>> start

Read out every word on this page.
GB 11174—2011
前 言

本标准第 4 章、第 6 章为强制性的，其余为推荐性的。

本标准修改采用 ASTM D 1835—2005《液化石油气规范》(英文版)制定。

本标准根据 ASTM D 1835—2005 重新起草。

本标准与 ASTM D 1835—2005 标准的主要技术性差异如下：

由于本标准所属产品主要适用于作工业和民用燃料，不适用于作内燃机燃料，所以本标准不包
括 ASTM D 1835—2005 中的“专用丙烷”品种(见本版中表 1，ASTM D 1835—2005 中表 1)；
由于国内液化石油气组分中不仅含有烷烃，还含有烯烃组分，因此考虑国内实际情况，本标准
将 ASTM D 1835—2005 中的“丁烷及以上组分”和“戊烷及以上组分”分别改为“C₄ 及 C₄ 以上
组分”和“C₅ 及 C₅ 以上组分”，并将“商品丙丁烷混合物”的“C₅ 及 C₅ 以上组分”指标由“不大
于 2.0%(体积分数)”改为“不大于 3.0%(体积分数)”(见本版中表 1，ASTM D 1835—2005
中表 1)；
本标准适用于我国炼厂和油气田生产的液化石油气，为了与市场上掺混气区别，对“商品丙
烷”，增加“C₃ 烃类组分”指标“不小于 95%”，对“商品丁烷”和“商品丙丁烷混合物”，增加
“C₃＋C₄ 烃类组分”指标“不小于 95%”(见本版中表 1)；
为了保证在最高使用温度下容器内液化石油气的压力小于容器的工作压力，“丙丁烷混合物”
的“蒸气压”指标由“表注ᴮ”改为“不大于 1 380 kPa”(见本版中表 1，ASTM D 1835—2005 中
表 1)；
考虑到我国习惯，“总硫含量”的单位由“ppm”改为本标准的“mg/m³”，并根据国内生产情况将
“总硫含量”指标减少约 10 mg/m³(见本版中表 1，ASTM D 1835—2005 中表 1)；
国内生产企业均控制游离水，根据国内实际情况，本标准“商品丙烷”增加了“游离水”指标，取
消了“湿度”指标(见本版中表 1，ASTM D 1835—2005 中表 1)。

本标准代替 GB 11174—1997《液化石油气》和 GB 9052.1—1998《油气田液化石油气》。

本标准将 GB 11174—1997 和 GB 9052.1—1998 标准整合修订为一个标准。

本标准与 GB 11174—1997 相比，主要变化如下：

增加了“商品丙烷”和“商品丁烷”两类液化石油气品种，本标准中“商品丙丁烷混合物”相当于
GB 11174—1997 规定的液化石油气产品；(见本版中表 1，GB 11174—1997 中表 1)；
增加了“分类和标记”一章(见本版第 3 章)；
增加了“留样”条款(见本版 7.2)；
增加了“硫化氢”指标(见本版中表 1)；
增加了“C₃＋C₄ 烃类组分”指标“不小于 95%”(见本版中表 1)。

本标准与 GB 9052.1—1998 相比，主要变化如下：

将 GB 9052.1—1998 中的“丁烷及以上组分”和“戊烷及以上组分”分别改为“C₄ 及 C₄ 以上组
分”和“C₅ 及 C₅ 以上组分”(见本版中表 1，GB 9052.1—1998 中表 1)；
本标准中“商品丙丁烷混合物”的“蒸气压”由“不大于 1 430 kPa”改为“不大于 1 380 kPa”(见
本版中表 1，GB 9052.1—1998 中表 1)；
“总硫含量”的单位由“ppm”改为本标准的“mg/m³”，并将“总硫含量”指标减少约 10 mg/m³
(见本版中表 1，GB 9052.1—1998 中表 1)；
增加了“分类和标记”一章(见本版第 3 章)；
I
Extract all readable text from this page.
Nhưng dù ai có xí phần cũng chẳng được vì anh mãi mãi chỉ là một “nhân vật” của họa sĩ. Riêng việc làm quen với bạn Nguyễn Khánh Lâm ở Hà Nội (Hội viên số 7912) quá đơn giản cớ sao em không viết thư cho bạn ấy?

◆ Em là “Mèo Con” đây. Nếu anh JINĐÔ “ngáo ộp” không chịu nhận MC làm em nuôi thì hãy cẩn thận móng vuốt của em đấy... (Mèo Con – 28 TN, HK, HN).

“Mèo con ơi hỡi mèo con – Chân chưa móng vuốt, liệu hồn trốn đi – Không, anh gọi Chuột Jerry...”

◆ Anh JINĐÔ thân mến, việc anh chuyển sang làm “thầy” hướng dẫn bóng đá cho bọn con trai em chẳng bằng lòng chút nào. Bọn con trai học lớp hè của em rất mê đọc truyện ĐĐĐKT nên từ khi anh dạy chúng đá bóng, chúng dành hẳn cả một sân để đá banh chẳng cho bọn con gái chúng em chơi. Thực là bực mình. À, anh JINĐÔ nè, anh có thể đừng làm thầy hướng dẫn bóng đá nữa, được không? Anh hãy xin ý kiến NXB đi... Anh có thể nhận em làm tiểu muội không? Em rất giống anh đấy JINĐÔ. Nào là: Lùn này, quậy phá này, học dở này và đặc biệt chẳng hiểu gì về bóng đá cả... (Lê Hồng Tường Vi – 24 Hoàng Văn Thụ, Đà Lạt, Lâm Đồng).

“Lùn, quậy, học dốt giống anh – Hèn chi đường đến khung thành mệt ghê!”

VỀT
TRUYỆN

>> end

AIM OF THE EXERCISE >> Copy each entry exactly, with nothing added or dropped.

SOLUTION TO THE PROBLEM >>
Read out every word on this page.
GB 11174—2011
前 言

本标准第 4 章、第 6 章为强制性的，其余为推荐性的。

本标准修改采用 ASTM D 1835—2005《液化石油气规范》(英文版)制定。

本标准根据 ASTM D 1835—2005 重新起草。

本标准与 ASTM D 1835—2005 标准的主要技术性差异如下：

由于本标准所属产品主要适用于作工业和民用燃料，不适用于作内燃机燃料，所以本标准不包
括 ASTM D 1835—2005 中的“专用丙烷”品种(见本版中表 1，ASTM D 1835—2005 中表 1)；
由于国内液化石油气组分中不仅含有烷烃，还含有烯烃组分，因此考虑国内实际情况，本标准
将 ASTM D 1835—2005 中的“丁烷及以上组分”和“戊烷及以上组分”分别改为“C₄ 及 C₄ 以上
组分”和“C₅ 及 C₅ 以上组分”，并将“商品丙丁烷混合物”的“C₅ 及 C₅ 以上组分”指标由“不大
于 2.0%(体积分数)”改为“不大于 3.0%(体积分数)”(见本版中表 1，ASTM D 1835—2005
中表 1)；
本标准适用于我国炼厂和油气田生产的液化石油气，为了与市场上掺混气区别，对“商品丙
烷”，增加“C₃ 烃类组分”指标“不小于 95%”，对“商品丁烷”和“商品丙丁烷混合物”，增加
“C₃＋C₄ 烃类组分”指标“不小于 95%”(见本版中表 1)；
为了保证在最高使用温度下容器内液化石油气的压力小于容器的工作压力，“丙丁烷混合物”
的“蒸气压”指标由“表注ᴮ”改为“不大于 1 380 kPa”(见本版中表 1，ASTM D 1835—2005 中
表 1)；
考虑到我国习惯，“总硫含量”的单位由“ppm”改为本标准的“mg/m³”，并根据国内生产情况将
“总硫含量”指标减少约 10 mg/m³(见本版中表 1，ASTM D 1835—2005 中表 1)；
国内生产企业均控制游离水，根据国内实际情况，本标准“商品丙烷”增加了“游离水”指标，取
消了“湿度”指标(见本版中表 1，ASTM D 1835—2005 中表 1)。

本标准代替 GB 11174—1997《液化石油气》和 GB 9052.1—1998《油气田液化石油气》。

本标准将 GB 11174—1997 和 GB 9052.1—1998 标准整合修订为一个标准。

本标准与 GB 11174—1997 相比，主要变化如下：

增加了“商品丙烷”和“商品丁烷”两类液化石油气品种，本标准中“商品丙丁烷混合物”相当于
GB 11174—1997 规定的液化石油气产品；(见本版中表 1，GB 11174—1997 中表 1)；
增加了“分类和标记”一章(见本版第 3 章)；
增加了“留样”条款(见本版 7.2)；
增加了“硫化氢”指标(见本版中表 1)；
增加了“C₃＋C₄ 烃类组分”指标“不小于 95%”(见本版中表 1)。

本标准与 GB 9052.1—1998 相比，主要变化如下：

将 GB 9052.1—1998 中的“丁烷及以上组分”和“戊烷及以上组分”分别改为“C₄ 及 C₄ 以上组
分”和“C₅ 及 C₅ 以上组分”(见本版中表 1，GB 9052.1—1998 中表 1)；
本标准中“商品丙丁烷混合物”的“蒸气压”由“不大于 1 430 kPa”改为“不大于 1 380 kPa”(见
本版中表 1，GB 9052.1—1998 中表 1)；
“总硫含量”的单位由“ppm”改为本标准的“mg/m³”，并将“总硫含量”指标减少约 10 mg/m³
(见本版中表 1，GB 9052.1—1998 中表 1)；
增加了“分类和标记”一章(见本版第 3 章)；
I
Extract all readable text from this page.
Nhưng dù ai có xí phần cũng chẳng được vì anh mãi mãi chỉ là một “nhân vật” của họa sĩ. Riêng việc làm quen với bạn Nguyễn Khánh Lâm ở Hà Nội (Hội viên số 7912) quá đơn giản cớ sao em không viết thư cho bạn ấy?

◆ Em là “Mèo Con” đây. Nếu anh JINĐÔ “ngáo ộp” không chịu nhận MC làm em nuôi thì hãy cẩn thận móng vuốt của em đấy... (Mèo Con – 28 TN, HK, HN).

“Mèo con ơi hỡi mèo con – Chân chưa móng vuốt, liệu hồn trốn đi – Không, anh gọi Chuột Jerry...”

◆ Anh JINĐÔ thân mến, việc anh chuyển sang làm “thầy” hướng dẫn bóng đá cho bọn con trai em chẳng bằng lòng chút nào. Bọn con trai học lớp hè của em rất mê đọc truyện ĐĐĐKT nên từ khi anh dạy chúng đá bóng, chúng dành hẳn cả một sân để đá banh chẳng cho bọn con gái chúng em chơi. Thực là bực mình. À, anh JINĐÔ nè, anh có thể đừng làm thầy hướng dẫn bóng đá nữa, được không? Anh hãy xin ý kiến NXB đi... Anh có thể nhận em làm tiểu muội không? Em rất giống anh đấy JINĐÔ. Nào là: Lùn này, quậy phá này, học dở này và đặc biệt chẳng hiểu gì về bóng đá cả... (Lê Hồng Tường Vi – 24 Hoàng Văn Thụ, Đà Lạt, Lâm Đồng).

“Lùn, quậy, học dốt giống anh – Hèn chi đường đến khung thành mệt ghê!”

VỀT
TRUYỆN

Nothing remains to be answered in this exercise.